Gather all lines containing the string "JSON" and copy them out.

%%

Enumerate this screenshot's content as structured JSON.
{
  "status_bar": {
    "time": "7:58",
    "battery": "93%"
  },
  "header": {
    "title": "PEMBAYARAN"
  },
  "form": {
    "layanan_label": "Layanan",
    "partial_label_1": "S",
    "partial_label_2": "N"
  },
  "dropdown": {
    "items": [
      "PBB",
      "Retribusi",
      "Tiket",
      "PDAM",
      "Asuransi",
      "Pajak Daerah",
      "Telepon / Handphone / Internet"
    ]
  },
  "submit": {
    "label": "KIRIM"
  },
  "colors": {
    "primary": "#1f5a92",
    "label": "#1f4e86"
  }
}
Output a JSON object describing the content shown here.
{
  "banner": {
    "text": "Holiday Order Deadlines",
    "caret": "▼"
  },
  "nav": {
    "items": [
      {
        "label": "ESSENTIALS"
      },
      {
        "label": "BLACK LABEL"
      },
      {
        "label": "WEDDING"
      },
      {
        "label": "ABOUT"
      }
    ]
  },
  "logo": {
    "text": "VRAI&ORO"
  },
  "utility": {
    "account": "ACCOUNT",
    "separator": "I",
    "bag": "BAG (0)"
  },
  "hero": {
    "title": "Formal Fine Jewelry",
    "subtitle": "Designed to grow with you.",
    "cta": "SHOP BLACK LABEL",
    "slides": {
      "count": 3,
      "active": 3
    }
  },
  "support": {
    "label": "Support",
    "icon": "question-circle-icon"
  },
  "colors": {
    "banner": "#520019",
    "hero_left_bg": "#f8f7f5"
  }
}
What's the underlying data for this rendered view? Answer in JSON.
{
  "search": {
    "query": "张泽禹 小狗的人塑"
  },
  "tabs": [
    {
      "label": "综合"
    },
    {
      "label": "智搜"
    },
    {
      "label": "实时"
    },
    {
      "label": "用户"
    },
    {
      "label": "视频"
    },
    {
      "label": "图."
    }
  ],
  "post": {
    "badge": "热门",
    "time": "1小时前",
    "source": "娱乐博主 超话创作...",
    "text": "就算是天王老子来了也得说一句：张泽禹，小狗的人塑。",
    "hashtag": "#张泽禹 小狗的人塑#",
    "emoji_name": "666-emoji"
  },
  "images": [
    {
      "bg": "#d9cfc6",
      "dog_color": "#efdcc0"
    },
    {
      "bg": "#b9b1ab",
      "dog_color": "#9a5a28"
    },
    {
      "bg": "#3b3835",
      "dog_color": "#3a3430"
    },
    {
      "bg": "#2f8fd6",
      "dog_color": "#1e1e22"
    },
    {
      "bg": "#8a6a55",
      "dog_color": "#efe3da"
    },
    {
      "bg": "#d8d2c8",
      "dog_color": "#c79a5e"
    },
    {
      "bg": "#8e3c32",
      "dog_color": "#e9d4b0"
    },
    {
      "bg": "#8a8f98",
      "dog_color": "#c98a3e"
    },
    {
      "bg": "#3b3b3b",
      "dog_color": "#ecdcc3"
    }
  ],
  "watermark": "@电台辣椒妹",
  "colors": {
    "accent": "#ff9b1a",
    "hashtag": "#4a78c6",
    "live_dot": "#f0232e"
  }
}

%%

__Final result__:
Enumerate this screenshot's content as structured JSON.
Output a JSON object describing the content shown here.
What's the underlying data for this rendered view? Answer in JSON.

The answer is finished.